• _GIVEN RECORDS_
■ ■ ■

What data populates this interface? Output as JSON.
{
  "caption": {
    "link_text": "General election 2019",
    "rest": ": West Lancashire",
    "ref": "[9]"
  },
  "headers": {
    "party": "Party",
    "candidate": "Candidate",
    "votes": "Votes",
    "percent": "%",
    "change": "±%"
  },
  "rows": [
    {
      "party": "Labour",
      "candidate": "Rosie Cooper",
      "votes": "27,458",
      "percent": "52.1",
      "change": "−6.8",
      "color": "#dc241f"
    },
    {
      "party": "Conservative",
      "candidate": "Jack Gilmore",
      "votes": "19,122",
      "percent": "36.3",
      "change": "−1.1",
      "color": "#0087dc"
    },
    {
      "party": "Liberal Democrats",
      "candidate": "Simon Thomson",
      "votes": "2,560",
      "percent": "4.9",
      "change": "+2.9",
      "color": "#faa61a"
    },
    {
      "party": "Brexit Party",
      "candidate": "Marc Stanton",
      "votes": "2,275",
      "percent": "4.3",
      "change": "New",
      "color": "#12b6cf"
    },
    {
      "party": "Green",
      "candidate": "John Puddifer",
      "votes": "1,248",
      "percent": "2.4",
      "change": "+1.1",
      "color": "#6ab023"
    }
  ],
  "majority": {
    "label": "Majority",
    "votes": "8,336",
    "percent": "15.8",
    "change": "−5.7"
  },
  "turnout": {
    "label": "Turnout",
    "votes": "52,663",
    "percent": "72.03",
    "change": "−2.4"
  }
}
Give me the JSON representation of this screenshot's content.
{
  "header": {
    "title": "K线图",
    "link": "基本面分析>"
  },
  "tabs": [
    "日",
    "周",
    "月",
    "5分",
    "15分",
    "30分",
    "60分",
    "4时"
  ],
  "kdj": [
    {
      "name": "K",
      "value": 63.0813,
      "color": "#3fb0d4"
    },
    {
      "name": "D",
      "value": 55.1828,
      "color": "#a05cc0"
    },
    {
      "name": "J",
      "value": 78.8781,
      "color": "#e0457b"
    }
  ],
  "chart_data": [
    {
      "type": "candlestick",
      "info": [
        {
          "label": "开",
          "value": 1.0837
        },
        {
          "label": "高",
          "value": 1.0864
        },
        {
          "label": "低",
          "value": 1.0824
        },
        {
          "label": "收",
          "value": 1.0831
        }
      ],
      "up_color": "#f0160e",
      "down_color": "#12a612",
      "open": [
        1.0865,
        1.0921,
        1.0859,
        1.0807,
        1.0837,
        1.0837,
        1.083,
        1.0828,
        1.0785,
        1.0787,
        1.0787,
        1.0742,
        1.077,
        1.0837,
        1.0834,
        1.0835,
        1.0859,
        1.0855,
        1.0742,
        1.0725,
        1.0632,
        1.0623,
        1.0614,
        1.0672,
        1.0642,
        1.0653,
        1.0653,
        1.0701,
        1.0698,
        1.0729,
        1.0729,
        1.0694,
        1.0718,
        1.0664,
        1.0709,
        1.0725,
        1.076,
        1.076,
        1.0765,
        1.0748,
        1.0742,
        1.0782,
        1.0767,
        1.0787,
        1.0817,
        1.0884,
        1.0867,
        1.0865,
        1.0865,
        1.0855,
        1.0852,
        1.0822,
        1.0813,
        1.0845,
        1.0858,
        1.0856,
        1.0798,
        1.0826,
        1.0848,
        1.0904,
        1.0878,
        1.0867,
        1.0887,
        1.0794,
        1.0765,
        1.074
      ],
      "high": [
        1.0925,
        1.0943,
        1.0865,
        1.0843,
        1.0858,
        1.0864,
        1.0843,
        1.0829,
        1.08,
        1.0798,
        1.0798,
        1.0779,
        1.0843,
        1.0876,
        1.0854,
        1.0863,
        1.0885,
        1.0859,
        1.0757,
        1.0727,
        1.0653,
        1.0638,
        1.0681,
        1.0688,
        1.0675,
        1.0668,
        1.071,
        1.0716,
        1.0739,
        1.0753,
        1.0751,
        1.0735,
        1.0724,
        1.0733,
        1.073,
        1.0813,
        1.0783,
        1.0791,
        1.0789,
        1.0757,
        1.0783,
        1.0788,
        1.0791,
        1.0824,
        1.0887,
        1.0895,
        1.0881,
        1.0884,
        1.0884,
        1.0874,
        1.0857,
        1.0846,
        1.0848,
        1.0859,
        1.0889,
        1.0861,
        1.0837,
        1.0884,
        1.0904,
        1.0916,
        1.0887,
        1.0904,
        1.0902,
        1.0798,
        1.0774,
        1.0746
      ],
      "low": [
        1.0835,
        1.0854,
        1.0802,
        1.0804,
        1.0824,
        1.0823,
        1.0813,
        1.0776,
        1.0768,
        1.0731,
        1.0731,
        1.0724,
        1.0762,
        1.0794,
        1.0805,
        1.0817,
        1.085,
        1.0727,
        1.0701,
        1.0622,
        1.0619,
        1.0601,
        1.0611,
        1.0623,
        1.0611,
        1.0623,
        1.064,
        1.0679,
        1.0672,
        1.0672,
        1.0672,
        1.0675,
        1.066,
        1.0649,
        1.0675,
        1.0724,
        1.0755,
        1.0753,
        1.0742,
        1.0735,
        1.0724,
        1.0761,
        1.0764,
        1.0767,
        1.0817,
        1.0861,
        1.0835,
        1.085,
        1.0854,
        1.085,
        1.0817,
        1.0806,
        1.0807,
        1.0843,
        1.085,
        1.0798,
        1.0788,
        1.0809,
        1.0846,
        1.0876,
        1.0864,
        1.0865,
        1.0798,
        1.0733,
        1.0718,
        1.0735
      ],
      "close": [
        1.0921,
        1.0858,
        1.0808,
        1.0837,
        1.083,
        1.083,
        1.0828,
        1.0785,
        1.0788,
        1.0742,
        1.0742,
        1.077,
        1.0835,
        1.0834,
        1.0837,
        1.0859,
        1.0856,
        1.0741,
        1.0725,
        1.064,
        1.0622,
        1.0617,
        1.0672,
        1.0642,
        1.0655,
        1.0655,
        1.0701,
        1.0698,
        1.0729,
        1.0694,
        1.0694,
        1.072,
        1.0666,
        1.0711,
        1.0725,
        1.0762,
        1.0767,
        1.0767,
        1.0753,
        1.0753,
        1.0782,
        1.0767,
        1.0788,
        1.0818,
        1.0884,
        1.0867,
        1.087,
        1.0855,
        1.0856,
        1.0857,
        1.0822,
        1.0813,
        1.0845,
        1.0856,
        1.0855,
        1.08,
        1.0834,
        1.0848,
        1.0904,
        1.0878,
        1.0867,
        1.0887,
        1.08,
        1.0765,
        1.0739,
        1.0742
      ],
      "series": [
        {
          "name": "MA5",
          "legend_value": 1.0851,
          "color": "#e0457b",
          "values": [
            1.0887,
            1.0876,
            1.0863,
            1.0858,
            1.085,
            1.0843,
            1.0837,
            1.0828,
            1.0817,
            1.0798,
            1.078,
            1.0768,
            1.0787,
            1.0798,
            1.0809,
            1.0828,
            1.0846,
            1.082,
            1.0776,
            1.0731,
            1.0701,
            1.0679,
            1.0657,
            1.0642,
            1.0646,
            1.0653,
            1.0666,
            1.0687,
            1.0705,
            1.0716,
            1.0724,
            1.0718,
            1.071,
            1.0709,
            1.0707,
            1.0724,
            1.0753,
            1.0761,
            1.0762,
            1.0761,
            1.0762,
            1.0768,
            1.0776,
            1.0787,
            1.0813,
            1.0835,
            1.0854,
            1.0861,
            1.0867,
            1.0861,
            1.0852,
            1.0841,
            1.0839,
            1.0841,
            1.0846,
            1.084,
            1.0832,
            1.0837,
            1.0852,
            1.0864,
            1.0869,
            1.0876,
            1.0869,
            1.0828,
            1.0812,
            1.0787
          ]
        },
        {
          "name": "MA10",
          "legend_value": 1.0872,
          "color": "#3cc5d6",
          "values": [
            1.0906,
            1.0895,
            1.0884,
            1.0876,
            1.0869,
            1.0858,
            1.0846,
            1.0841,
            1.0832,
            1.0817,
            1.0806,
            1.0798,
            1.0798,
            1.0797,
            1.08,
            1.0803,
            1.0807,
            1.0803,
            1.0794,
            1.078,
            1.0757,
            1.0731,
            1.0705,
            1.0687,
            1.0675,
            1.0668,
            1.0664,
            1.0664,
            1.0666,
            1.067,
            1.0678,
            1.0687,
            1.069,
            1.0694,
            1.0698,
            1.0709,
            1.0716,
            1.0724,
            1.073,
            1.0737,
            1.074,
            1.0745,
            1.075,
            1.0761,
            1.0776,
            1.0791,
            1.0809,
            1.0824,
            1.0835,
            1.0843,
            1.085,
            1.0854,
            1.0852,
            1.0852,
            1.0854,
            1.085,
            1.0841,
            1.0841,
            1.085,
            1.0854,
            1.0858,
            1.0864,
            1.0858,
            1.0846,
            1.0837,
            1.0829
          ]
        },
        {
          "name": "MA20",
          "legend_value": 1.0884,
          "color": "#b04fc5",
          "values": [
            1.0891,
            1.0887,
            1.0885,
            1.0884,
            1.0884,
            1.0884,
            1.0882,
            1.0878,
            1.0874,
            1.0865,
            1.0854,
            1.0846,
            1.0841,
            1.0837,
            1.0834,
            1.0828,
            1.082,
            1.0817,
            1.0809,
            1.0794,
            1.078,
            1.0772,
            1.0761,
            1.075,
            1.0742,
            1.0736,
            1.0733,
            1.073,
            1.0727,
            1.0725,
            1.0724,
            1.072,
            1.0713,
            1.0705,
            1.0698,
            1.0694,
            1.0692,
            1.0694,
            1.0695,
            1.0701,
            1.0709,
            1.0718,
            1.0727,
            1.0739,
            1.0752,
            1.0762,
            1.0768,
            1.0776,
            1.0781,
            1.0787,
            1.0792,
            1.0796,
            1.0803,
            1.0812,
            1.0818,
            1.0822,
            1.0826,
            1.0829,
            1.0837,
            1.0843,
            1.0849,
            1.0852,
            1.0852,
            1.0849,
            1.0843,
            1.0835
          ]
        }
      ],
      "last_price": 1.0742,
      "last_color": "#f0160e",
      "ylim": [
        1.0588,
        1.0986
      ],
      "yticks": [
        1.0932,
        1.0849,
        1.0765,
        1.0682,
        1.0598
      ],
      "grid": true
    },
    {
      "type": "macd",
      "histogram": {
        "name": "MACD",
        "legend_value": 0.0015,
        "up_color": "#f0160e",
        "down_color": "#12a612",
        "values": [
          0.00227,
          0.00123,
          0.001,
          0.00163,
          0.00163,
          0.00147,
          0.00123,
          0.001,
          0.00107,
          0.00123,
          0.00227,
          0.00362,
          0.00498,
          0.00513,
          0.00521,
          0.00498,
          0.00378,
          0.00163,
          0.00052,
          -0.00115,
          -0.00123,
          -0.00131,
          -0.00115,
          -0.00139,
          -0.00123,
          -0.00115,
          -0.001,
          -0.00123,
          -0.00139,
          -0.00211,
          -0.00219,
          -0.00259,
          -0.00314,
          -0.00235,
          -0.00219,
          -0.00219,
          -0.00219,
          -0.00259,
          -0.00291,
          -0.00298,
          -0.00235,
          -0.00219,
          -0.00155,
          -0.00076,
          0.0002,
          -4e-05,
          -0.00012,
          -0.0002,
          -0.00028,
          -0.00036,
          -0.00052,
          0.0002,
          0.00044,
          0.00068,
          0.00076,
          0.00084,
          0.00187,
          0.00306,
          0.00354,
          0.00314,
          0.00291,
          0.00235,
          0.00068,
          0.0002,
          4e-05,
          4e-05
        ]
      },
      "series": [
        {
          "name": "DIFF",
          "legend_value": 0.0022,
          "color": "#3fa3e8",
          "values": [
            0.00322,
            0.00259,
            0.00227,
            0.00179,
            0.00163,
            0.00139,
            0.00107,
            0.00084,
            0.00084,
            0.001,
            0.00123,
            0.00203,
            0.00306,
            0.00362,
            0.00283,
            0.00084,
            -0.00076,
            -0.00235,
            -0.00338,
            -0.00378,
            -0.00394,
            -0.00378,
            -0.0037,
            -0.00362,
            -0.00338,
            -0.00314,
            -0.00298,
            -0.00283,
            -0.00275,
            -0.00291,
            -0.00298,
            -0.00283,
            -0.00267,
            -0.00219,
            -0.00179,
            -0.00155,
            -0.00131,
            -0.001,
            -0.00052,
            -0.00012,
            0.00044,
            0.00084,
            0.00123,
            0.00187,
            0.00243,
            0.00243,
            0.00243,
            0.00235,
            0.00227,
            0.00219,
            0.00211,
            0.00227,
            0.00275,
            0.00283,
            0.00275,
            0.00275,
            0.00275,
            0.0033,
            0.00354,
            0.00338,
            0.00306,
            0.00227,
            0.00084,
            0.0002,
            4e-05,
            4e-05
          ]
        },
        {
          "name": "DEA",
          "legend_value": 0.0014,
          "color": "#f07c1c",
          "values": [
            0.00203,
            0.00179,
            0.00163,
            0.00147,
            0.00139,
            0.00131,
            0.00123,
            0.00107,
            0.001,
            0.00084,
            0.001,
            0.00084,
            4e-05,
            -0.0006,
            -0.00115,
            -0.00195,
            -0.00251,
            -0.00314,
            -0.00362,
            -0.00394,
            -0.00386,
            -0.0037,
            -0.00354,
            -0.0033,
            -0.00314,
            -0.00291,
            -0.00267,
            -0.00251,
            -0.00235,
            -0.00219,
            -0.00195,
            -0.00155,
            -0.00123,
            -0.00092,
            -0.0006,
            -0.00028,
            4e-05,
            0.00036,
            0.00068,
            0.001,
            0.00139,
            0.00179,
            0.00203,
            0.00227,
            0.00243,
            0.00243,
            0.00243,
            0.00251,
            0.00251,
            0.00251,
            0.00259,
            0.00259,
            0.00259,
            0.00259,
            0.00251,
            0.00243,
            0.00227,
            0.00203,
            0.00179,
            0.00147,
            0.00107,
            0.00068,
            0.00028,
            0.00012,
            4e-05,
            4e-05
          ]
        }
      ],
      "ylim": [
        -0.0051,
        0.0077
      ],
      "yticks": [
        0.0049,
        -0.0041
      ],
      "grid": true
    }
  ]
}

■ ■ ■

• _TO DO_
Copy out each line of the data where the string "party" appears.

• _FINISHED EXERCISE_
    "party": "Party",
      "party": "Labour",
      "party": "Conservative",
      "party": "Liberal Democrats",
      "party": "Brexit Party",
      "party": "Green",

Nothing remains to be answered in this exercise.